**TASK BRIEF:** Draw out every line with the word "иногда" from the listing below.

**ROWS:**
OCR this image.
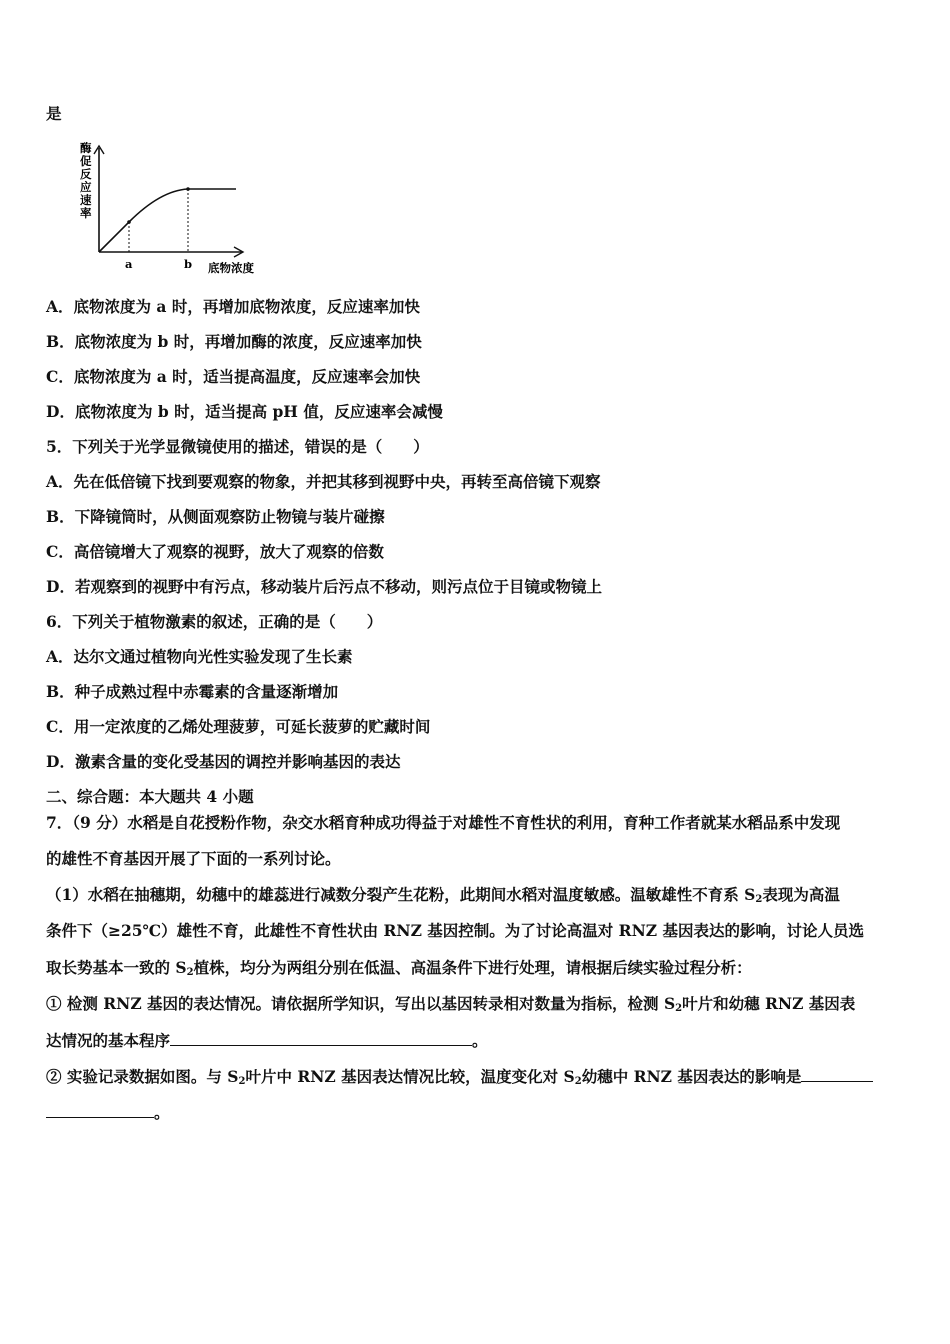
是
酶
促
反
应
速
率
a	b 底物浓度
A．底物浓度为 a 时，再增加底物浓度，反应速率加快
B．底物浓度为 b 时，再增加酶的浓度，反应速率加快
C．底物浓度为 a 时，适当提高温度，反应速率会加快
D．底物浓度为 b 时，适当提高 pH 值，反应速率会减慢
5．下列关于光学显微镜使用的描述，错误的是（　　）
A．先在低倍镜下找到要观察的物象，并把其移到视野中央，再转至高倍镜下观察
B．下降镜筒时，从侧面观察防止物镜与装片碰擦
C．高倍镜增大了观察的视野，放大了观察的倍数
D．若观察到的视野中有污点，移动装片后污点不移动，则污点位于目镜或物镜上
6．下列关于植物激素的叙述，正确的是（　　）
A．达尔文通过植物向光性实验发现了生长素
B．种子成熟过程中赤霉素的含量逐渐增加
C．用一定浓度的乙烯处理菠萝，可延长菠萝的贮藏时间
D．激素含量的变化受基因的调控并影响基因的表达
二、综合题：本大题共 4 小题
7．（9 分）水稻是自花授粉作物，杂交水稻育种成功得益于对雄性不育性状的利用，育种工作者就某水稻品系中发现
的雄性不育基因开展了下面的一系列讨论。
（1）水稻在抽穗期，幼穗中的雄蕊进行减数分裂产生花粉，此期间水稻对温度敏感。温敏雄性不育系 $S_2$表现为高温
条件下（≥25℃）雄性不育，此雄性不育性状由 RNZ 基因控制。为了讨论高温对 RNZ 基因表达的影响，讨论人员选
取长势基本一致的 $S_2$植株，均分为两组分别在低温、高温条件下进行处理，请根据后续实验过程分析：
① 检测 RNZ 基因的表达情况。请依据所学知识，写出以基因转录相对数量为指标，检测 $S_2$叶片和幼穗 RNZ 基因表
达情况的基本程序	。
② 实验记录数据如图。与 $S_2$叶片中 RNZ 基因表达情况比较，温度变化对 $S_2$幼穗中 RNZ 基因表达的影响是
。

--

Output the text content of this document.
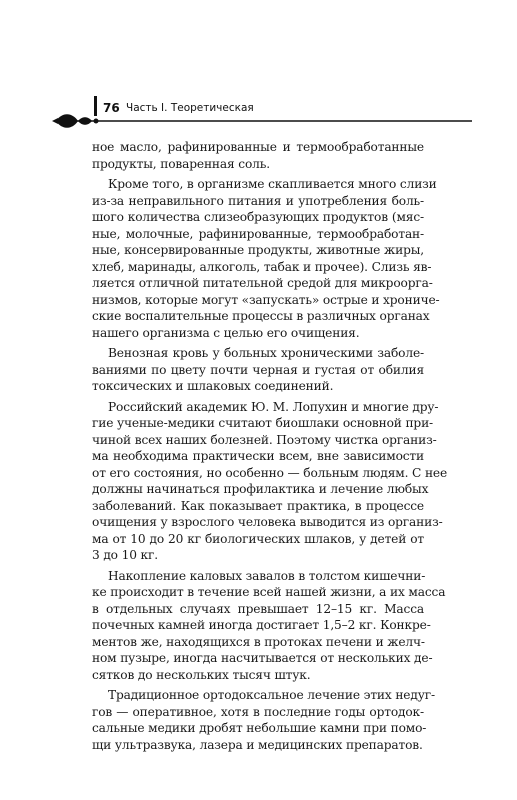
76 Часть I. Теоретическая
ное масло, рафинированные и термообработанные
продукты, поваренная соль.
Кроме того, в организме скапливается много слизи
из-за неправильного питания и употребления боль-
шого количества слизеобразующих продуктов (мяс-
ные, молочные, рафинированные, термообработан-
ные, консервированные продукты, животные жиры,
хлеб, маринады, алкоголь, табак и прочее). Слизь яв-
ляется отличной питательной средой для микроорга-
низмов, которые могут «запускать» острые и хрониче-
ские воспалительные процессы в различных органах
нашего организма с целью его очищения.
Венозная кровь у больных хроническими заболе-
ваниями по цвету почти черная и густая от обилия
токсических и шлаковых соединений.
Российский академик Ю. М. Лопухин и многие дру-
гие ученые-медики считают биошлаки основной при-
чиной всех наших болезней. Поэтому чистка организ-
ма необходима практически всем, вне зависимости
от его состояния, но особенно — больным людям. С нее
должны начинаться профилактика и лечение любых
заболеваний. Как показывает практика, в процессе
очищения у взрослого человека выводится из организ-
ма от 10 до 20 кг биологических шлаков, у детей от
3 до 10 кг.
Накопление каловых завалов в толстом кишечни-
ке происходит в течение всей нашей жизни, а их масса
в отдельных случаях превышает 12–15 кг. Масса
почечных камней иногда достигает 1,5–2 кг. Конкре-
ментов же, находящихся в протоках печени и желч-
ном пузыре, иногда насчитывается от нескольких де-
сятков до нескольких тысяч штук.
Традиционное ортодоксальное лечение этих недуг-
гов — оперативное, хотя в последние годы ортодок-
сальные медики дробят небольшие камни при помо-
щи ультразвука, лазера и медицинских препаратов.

**RESPONSE TO THIS TASK:**
почечных камней иногда достигает 1,5–2 кг. Конкре-
ном пузыре, иногда насчитывается от нескольких де-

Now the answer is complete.